**What to produce**
Reproduce these lines word for word, changing nothing.

**Spatial annotation records**
○ ○ ○ ○ ○ ○ ○
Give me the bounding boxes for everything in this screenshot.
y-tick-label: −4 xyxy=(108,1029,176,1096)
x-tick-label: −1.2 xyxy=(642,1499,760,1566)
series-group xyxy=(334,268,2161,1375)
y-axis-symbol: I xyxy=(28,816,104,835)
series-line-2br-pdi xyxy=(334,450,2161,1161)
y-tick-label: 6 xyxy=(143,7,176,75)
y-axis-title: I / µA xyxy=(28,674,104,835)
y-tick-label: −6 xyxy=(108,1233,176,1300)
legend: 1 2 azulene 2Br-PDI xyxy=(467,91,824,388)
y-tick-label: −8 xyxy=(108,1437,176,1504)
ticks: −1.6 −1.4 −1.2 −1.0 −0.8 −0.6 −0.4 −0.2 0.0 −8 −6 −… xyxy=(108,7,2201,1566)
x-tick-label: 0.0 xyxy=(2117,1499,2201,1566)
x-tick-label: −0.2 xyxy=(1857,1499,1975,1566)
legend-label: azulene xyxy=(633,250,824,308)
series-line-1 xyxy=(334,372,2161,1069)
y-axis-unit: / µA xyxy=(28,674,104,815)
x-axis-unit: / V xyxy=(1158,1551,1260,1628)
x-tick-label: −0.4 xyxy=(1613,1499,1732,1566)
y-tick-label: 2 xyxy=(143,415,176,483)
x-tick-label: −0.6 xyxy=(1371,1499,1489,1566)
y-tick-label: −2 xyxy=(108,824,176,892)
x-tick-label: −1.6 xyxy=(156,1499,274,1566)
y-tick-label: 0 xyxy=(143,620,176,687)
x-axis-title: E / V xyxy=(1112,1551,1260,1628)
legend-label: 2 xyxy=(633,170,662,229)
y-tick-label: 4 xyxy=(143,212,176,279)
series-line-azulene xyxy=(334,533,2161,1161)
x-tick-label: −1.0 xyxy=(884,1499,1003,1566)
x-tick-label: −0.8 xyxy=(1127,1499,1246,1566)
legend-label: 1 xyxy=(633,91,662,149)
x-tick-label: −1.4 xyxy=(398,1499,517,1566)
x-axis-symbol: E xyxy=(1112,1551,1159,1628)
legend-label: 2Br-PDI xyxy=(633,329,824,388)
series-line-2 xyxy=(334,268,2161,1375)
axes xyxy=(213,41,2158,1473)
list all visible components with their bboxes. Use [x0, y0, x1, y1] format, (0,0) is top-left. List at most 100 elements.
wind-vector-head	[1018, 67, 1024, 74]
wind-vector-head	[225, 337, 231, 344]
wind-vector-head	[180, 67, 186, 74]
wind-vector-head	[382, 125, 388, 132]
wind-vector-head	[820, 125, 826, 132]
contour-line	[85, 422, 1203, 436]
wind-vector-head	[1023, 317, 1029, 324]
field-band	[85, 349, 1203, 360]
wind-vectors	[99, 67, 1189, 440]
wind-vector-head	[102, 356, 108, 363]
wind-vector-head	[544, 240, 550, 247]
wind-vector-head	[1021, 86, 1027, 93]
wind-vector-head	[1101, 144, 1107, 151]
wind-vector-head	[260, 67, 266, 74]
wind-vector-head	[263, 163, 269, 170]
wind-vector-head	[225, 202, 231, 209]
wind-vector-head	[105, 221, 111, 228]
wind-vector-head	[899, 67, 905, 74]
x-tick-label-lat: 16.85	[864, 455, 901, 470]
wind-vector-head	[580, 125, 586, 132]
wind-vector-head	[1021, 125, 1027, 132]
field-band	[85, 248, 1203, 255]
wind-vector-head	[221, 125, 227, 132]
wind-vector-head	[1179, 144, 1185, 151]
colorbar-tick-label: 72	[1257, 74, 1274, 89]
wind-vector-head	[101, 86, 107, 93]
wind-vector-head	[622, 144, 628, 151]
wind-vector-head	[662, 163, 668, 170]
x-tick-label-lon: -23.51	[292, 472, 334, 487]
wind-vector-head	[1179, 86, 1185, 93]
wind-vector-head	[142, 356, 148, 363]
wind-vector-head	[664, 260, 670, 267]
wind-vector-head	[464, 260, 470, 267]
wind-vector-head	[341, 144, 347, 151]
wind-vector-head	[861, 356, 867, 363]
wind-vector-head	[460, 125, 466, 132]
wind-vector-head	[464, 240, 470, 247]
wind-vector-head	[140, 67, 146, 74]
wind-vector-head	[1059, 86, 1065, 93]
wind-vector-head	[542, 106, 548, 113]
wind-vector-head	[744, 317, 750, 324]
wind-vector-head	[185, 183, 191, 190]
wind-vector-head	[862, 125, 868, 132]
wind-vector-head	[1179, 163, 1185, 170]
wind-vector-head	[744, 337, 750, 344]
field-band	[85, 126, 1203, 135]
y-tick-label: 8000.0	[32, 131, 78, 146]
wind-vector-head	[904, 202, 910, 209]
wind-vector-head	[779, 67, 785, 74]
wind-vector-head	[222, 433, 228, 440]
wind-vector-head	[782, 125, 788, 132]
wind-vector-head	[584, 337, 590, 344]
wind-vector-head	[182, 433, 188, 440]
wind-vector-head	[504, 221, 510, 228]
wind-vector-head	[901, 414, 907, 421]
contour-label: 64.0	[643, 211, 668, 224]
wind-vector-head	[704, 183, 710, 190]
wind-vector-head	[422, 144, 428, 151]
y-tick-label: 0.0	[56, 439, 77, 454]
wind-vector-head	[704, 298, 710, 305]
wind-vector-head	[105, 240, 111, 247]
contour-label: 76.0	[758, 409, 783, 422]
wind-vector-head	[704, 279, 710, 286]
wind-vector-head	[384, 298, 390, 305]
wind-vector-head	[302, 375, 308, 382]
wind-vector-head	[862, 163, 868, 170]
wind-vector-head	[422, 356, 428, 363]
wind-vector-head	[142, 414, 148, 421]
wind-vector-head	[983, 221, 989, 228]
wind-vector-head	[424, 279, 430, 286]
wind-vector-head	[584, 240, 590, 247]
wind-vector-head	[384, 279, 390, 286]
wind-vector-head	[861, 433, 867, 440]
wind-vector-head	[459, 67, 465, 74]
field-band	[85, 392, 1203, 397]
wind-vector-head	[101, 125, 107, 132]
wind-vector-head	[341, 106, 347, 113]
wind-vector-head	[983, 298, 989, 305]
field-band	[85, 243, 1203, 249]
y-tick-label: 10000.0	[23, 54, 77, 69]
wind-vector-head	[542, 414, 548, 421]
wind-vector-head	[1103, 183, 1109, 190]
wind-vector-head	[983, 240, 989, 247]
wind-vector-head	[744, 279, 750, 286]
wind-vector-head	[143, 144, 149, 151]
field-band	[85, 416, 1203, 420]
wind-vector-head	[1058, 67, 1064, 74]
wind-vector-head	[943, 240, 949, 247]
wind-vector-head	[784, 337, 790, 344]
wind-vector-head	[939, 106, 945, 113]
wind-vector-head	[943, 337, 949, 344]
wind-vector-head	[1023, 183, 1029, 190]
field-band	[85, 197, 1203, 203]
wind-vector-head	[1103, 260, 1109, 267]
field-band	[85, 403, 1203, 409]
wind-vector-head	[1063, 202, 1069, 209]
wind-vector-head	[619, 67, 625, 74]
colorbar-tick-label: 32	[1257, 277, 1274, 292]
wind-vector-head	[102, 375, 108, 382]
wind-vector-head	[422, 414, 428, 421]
○ ○ ○ ○ ○ ○ ○
**Response to the task**
Give me the bounding boxes for everything in this screenshot.
y-tick-label: −4 xyxy=(108,1029,176,1096)
x-tick-label: −1.2 xyxy=(642,1499,760,1566)
series-group xyxy=(334,268,2161,1375)
y-axis-symbol: I xyxy=(28,816,104,835)
series-line-2br-pdi xyxy=(334,450,2161,1161)
y-tick-label: 6 xyxy=(143,7,176,75)
y-axis-title: I / µA xyxy=(28,674,104,835)
y-tick-label: −6 xyxy=(108,1233,176,1300)
legend: 1 2 azulene 2Br-PDI xyxy=(467,91,824,388)
y-tick-label: −8 xyxy=(108,1437,176,1504)
ticks: −1.6 −1.4 −1.2 −1.0 −0.8 −0.6 −0.4 −0.2 0.0 −8 −6 −… xyxy=(108,7,2201,1566)
x-tick-label: 0.0 xyxy=(2117,1499,2201,1566)
x-tick-label: −0.2 xyxy=(1857,1499,1975,1566)
legend-label: azulene xyxy=(633,250,824,308)
series-line-1 xyxy=(334,372,2161,1069)
y-axis-unit: / µA xyxy=(28,674,104,815)
x-axis-unit: / V xyxy=(1158,1551,1260,1628)
x-tick-label: −0.4 xyxy=(1613,1499,1732,1566)
y-tick-label: 2 xyxy=(143,415,176,483)
x-tick-label: −0.6 xyxy=(1371,1499,1489,1566)
y-tick-label: −2 xyxy=(108,824,176,892)
x-tick-label: −1.6 xyxy=(156,1499,274,1566)
y-tick-label: 0 xyxy=(143,620,176,687)
x-axis-title: E / V xyxy=(1112,1551,1260,1628)
legend-label: 2 xyxy=(633,170,662,229)
y-tick-label: 4 xyxy=(143,212,176,279)
series-line-azulene xyxy=(334,533,2161,1161)
x-tick-label: −1.0 xyxy=(884,1499,1003,1566)
x-tick-label: −0.8 xyxy=(1127,1499,1246,1566)
legend-label: 1 xyxy=(633,91,662,149)
x-tick-label: −1.4 xyxy=(398,1499,517,1566)
x-axis-symbol: E xyxy=(1112,1551,1159,1628)
legend-label: 2Br-PDI xyxy=(633,329,824,388)
series-line-2 xyxy=(334,268,2161,1375)
axes xyxy=(213,41,2158,1473)
list all visible components with their bboxes. Use [x0, y0, x1, y1] format, (0,0) is top-left. List at most 100 elements.
wind-vector-head	[1018, 67, 1024, 74]
wind-vector-head	[225, 337, 231, 344]
wind-vector-head	[180, 67, 186, 74]
wind-vector-head	[382, 125, 388, 132]
wind-vector-head	[820, 125, 826, 132]
contour-line	[85, 422, 1203, 436]
wind-vector-head	[1023, 317, 1029, 324]
field-band	[85, 349, 1203, 360]
wind-vectors	[99, 67, 1189, 440]
wind-vector-head	[102, 356, 108, 363]
wind-vector-head	[544, 240, 550, 247]
wind-vector-head	[1021, 86, 1027, 93]
wind-vector-head	[1101, 144, 1107, 151]
wind-vector-head	[260, 67, 266, 74]
wind-vector-head	[263, 163, 269, 170]
wind-vector-head	[225, 202, 231, 209]
wind-vector-head	[105, 221, 111, 228]
wind-vector-head	[899, 67, 905, 74]
x-tick-label-lat: 16.85	[864, 455, 901, 470]
wind-vector-head	[580, 125, 586, 132]
wind-vector-head	[1021, 125, 1027, 132]
field-band	[85, 248, 1203, 255]
wind-vector-head	[221, 125, 227, 132]
wind-vector-head	[1179, 144, 1185, 151]
colorbar-tick-label: 72	[1257, 74, 1274, 89]
wind-vector-head	[101, 86, 107, 93]
wind-vector-head	[622, 144, 628, 151]
wind-vector-head	[662, 163, 668, 170]
x-tick-label-lon: -23.51	[292, 472, 334, 487]
wind-vector-head	[1179, 86, 1185, 93]
wind-vector-head	[142, 356, 148, 363]
wind-vector-head	[664, 260, 670, 267]
wind-vector-head	[464, 260, 470, 267]
wind-vector-head	[341, 144, 347, 151]
wind-vector-head	[861, 356, 867, 363]
wind-vector-head	[460, 125, 466, 132]
wind-vector-head	[464, 240, 470, 247]
wind-vector-head	[140, 67, 146, 74]
wind-vector-head	[1059, 86, 1065, 93]
wind-vector-head	[542, 106, 548, 113]
wind-vector-head	[744, 317, 750, 324]
wind-vector-head	[185, 183, 191, 190]
wind-vector-head	[862, 125, 868, 132]
wind-vector-head	[1179, 163, 1185, 170]
wind-vector-head	[744, 337, 750, 344]
field-band	[85, 126, 1203, 135]
y-tick-label: 8000.0	[32, 131, 78, 146]
wind-vector-head	[904, 202, 910, 209]
wind-vector-head	[779, 67, 785, 74]
wind-vector-head	[222, 433, 228, 440]
wind-vector-head	[782, 125, 788, 132]
wind-vector-head	[584, 337, 590, 344]
wind-vector-head	[182, 433, 188, 440]
wind-vector-head	[504, 221, 510, 228]
wind-vector-head	[901, 414, 907, 421]
contour-label: 64.0	[643, 211, 668, 224]
wind-vector-head	[704, 183, 710, 190]
wind-vector-head	[422, 144, 428, 151]
y-tick-label: 0.0	[56, 439, 77, 454]
wind-vector-head	[704, 298, 710, 305]
wind-vector-head	[105, 240, 111, 247]
contour-label: 76.0	[758, 409, 783, 422]
wind-vector-head	[704, 279, 710, 286]
wind-vector-head	[384, 298, 390, 305]
wind-vector-head	[302, 375, 308, 382]
wind-vector-head	[862, 163, 868, 170]
wind-vector-head	[422, 356, 428, 363]
wind-vector-head	[142, 414, 148, 421]
wind-vector-head	[983, 221, 989, 228]
wind-vector-head	[424, 279, 430, 286]
wind-vector-head	[584, 240, 590, 247]
wind-vector-head	[384, 279, 390, 286]
wind-vector-head	[861, 433, 867, 440]
wind-vector-head	[459, 67, 465, 74]
field-band	[85, 392, 1203, 397]
wind-vector-head	[101, 125, 107, 132]
wind-vector-head	[341, 106, 347, 113]
wind-vector-head	[983, 298, 989, 305]
field-band	[85, 243, 1203, 249]
y-tick-label: 10000.0	[23, 54, 77, 69]
wind-vector-head	[542, 414, 548, 421]
wind-vector-head	[1103, 183, 1109, 190]
wind-vector-head	[983, 240, 989, 247]
wind-vector-head	[744, 279, 750, 286]
wind-vector-head	[143, 144, 149, 151]
field-band	[85, 416, 1203, 420]
wind-vector-head	[1058, 67, 1064, 74]
wind-vector-head	[943, 240, 949, 247]
wind-vector-head	[784, 337, 790, 344]
wind-vector-head	[939, 106, 945, 113]
wind-vector-head	[943, 337, 949, 344]
wind-vector-head	[1023, 183, 1029, 190]
field-band	[85, 197, 1203, 203]
wind-vector-head	[1103, 260, 1109, 267]
field-band	[85, 403, 1203, 409]
wind-vector-head	[1063, 202, 1069, 209]
wind-vector-head	[619, 67, 625, 74]
colorbar-tick-label: 32	[1257, 277, 1274, 292]
wind-vector-head	[102, 375, 108, 382]
wind-vector-head	[422, 414, 428, 421]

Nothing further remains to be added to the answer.